• Available records

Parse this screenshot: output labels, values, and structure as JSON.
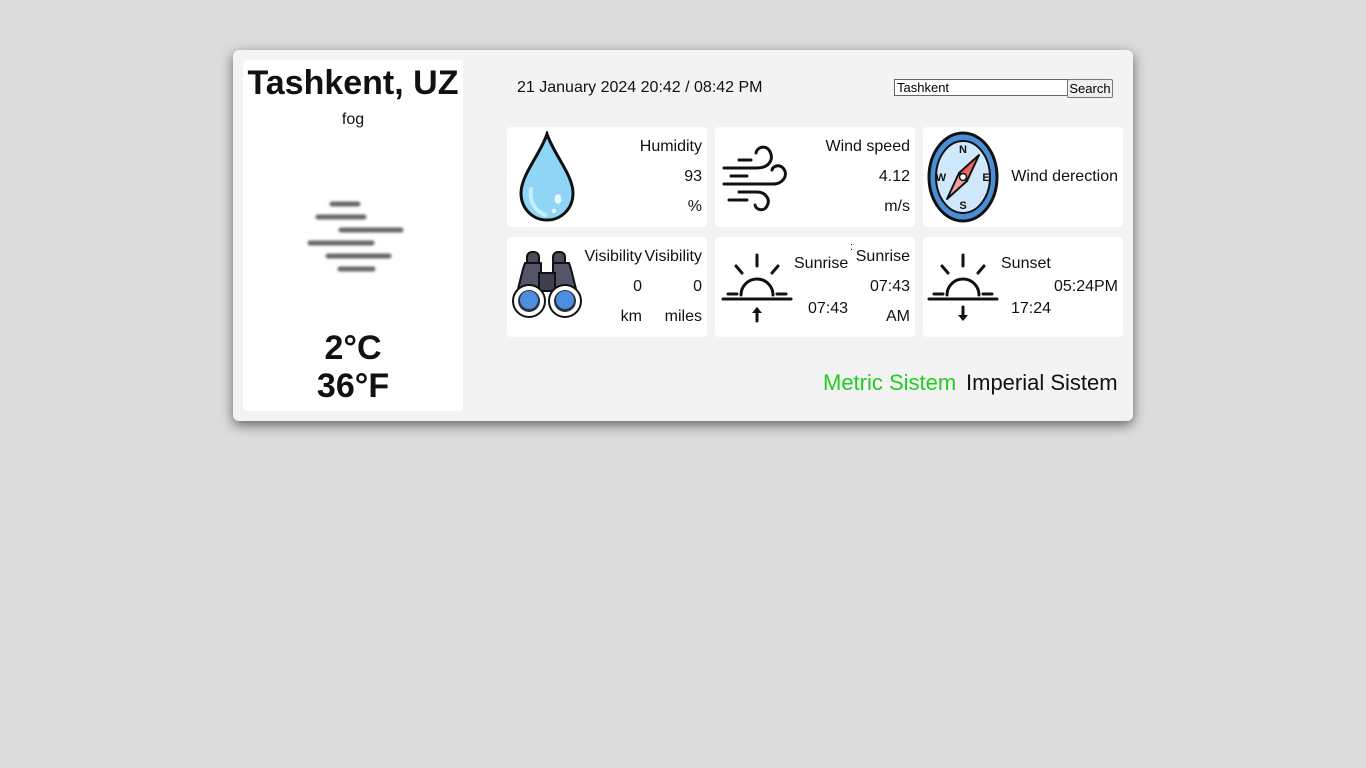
{
  "location": {
    "city": "Tashkent, UZ",
    "description": "fog",
    "weather_icon": "fog-icon",
    "temp_c": "2°C",
    "temp_f": "36°F"
  },
  "header": {
    "datetime": "21 January 2024 20:42 / 08:42 PM",
    "search_value": "Tashkent",
    "search_button": "Search"
  },
  "cards": {
    "humidity": {
      "icon": "water-drop-icon",
      "label": "Humidity",
      "value": "93",
      "unit": "%"
    },
    "wind_speed": {
      "icon": "wind-icon",
      "label": "Wind speed",
      "value": "4.12",
      "unit": "m/s"
    },
    "wind_direction": {
      "icon": "compass-icon",
      "label": "Wind derection",
      "compass": {
        "n": "N",
        "s": "S",
        "e": "E",
        "w": "W"
      }
    },
    "visibility": {
      "icon": "binoculars-icon",
      "label_km": "Visibility",
      "value_km": "0",
      "unit_km": "km",
      "label_miles": "Visibility",
      "value_miles": "0",
      "unit_miles": "miles"
    },
    "sunrise": {
      "icon": "sunrise-icon",
      "label": "Sunrise",
      "time_24": "07:43",
      "mark": ":",
      "label_12": "Sunrise",
      "time_12": "07:43",
      "ampm": "AM"
    },
    "sunset": {
      "icon": "sunset-icon",
      "label": "Sunset",
      "time_12": "05:24PM",
      "time_24": "17:24"
    }
  },
  "unit_switch": {
    "metric": "Metric Sistem",
    "imperial": "Imperial Sistem",
    "active_color": "#22cc22"
  }
}
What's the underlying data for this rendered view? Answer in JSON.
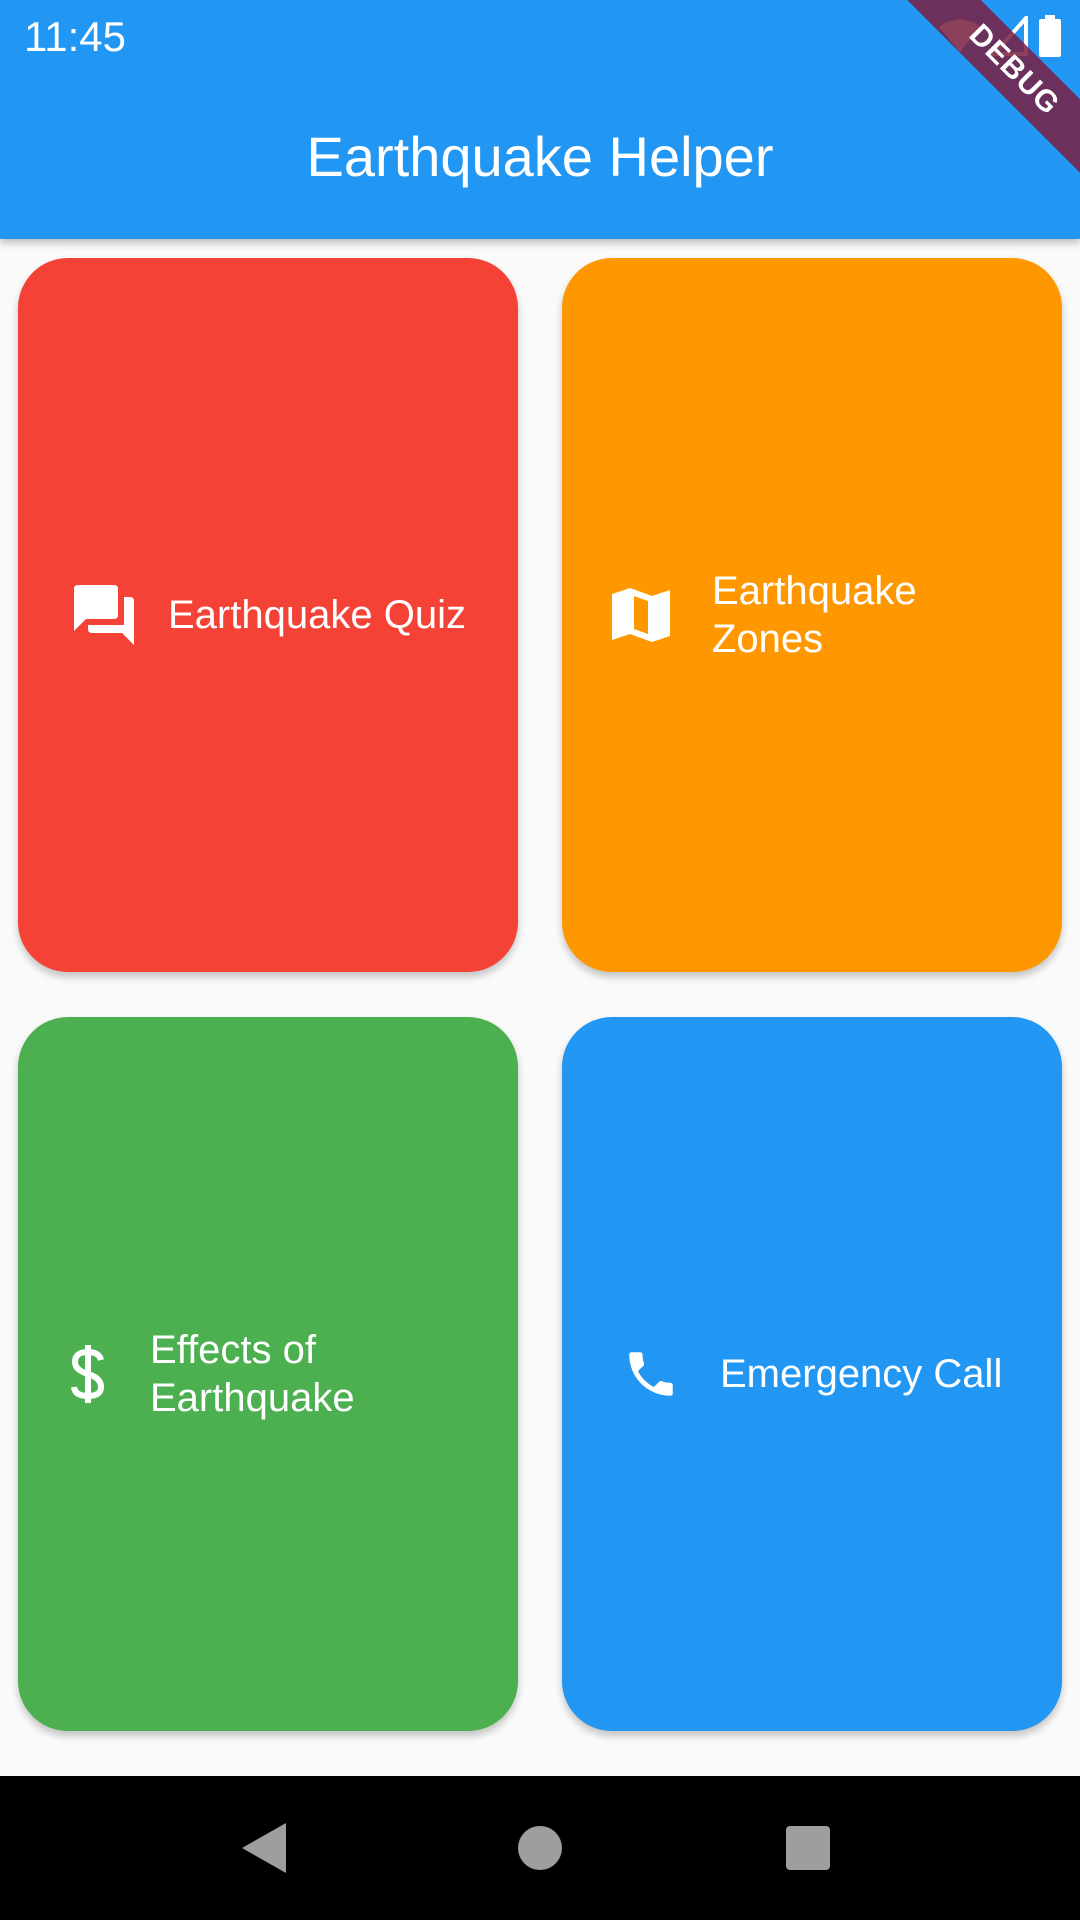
{
  "status_bar": {
    "time": "11:45",
    "icons": [
      "wifi-icon",
      "cell-signal-icon",
      "battery-icon"
    ]
  },
  "app_bar": {
    "title": "Earthquake Helper",
    "debug_banner": "DEBUG"
  },
  "tiles": [
    {
      "label": "Earthquake Quiz",
      "icon": "forum-icon",
      "color": "#F44336"
    },
    {
      "label": "Earthquake Zones",
      "icon": "map-icon",
      "color": "#FF9800"
    },
    {
      "label": "Effects of Earthquake",
      "icon": "dollar-icon",
      "color": "#4CAF50"
    },
    {
      "label": "Emergency Call",
      "icon": "phone-icon",
      "color": "#2196F3"
    }
  ],
  "nav_bar": {
    "buttons": [
      "back-icon",
      "home-icon",
      "recents-icon"
    ]
  },
  "colors": {
    "app_bar": "#2196F3",
    "background": "#FAFAFA"
  }
}
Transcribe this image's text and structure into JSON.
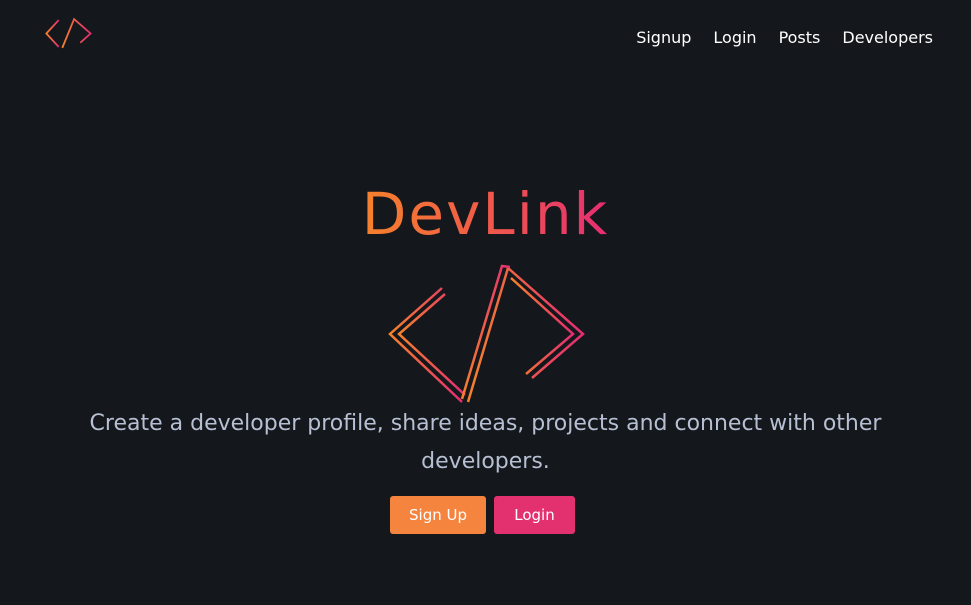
{
  "header": {
    "logo_icon": "code-brackets-icon",
    "nav": [
      "Signup",
      "Login",
      "Posts",
      "Developers"
    ]
  },
  "hero": {
    "title": "DevLink",
    "logo_icon": "code-brackets-icon",
    "tagline": "Create a developer profile, share ideas, projects and connect with other developers.",
    "buttons": {
      "signup": "Sign Up",
      "login": "Login"
    }
  },
  "colors": {
    "background": "#14171b",
    "gradient_start": "#f5822c",
    "gradient_end": "#e52d72",
    "signup_button": "#f5843e",
    "login_button": "#e3306f",
    "tagline": "#b7bfd3"
  }
}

• Objective
Output the span from the line with "What's the underlying" through the last line of the data, inclusive and exact, and omit every picture.

• Response to this exercise
What's the underlying data for this rendered view? Answer in JSON.
{
  "status_bar": {
    "time": "11:45",
    "icons": [
      "wifi-icon",
      "cell-signal-icon",
      "battery-icon"
    ]
  },
  "app_bar": {
    "title": "Earthquake Helper",
    "debug_banner": "DEBUG"
  },
  "tiles": [
    {
      "label": "Earthquake Quiz",
      "icon": "forum-icon",
      "color": "#F44336"
    },
    {
      "label": "Earthquake Zones",
      "icon": "map-icon",
      "color": "#FF9800"
    },
    {
      "label": "Effects of Earthquake",
      "icon": "dollar-icon",
      "color": "#4CAF50"
    },
    {
      "label": "Emergency Call",
      "icon": "phone-icon",
      "color": "#2196F3"
    }
  ],
  "nav_bar": {
    "buttons": [
      "back-icon",
      "home-icon",
      "recents-icon"
    ]
  },
  "colors": {
    "app_bar": "#2196F3",
    "background": "#FAFAFA"
  }
}
Transcribe this image's text and structure into JSON.
{
  "header": {
    "logo_icon": "code-brackets-icon",
    "nav": [
      "Signup",
      "Login",
      "Posts",
      "Developers"
    ]
  },
  "hero": {
    "title": "DevLink",
    "logo_icon": "code-brackets-icon",
    "tagline": "Create a developer profile, share ideas, projects and connect with other developers.",
    "buttons": {
      "signup": "Sign Up",
      "login": "Login"
    }
  },
  "colors": {
    "background": "#14171b",
    "gradient_start": "#f5822c",
    "gradient_end": "#e52d72",
    "signup_button": "#f5843e",
    "login_button": "#e3306f",
    "tagline": "#b7bfd3"
  }
}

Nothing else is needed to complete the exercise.